Required task: Please return the full listing below without altering anything.

^^^^

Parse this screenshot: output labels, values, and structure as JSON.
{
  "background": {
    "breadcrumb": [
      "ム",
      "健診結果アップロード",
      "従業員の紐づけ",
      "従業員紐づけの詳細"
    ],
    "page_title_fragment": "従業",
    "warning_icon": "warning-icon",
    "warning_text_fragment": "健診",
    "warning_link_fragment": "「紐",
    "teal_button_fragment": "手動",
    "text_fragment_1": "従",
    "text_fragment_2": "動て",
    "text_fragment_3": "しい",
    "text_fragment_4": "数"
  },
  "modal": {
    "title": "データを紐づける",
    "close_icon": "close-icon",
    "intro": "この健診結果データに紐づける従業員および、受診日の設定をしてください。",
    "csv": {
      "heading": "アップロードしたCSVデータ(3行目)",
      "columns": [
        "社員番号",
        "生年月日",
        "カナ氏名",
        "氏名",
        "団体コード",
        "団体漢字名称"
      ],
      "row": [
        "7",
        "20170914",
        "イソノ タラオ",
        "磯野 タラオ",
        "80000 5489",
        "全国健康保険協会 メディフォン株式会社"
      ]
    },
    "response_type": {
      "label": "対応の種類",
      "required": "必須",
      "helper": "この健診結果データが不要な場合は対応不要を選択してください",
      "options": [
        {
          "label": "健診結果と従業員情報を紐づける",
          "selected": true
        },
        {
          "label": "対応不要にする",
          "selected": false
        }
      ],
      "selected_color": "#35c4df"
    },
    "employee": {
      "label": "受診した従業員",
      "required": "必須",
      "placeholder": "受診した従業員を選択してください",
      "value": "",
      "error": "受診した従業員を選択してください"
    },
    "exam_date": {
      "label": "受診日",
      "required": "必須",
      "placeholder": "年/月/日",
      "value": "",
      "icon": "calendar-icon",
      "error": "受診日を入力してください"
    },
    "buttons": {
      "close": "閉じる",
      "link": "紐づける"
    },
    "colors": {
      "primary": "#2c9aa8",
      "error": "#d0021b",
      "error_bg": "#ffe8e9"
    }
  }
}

^^^^

Task answer:
Parse this screenshot: output labels, values, and structure as JSON.
{
  "background": {
    "breadcrumb": [
      "ム",
      "健診結果アップロード",
      "従業員の紐づけ",
      "従業員紐づけの詳細"
    ],
    "page_title_fragment": "従業",
    "warning_icon": "warning-icon",
    "warning_text_fragment": "健診",
    "warning_link_fragment": "「紐",
    "teal_button_fragment": "手動",
    "text_fragment_1": "従",
    "text_fragment_2": "動て",
    "text_fragment_3": "しい",
    "text_fragment_4": "数"
  },
  "modal": {
    "title": "データを紐づける",
    "close_icon": "close-icon",
    "intro": "この健診結果データに紐づける従業員および、受診日の設定をしてください。",
    "csv": {
      "heading": "アップロードしたCSVデータ(3行目)",
      "columns": [
        "社員番号",
        "生年月日",
        "カナ氏名",
        "氏名",
        "団体コード",
        "団体漢字名称"
      ],
      "row": [
        "7",
        "20170914",
        "イソノ タラオ",
        "磯野 タラオ",
        "80000 5489",
        "全国健康保険協会 メディフォン株式会社"
      ]
    },
    "response_type": {
      "label": "対応の種類",
      "required": "必須",
      "helper": "この健診結果データが不要な場合は対応不要を選択してください",
      "options": [
        {
          "label": "健診結果と従業員情報を紐づける",
          "selected": true
        },
        {
          "label": "対応不要にする",
          "selected": false
        }
      ],
      "selected_color": "#35c4df"
    },
    "employee": {
      "label": "受診した従業員",
      "required": "必須",
      "placeholder": "受診した従業員を選択してください",
      "value": "",
      "error": "受診した従業員を選択してください"
    },
    "exam_date": {
      "label": "受診日",
      "required": "必須",
      "placeholder": "年/月/日",
      "value": "",
      "icon": "calendar-icon",
      "error": "受診日を入力してください"
    },
    "buttons": {
      "close": "閉じる",
      "link": "紐づける"
    },
    "colors": {
      "primary": "#2c9aa8",
      "error": "#d0021b",
      "error_bg": "#ffe8e9"
    }
  }
}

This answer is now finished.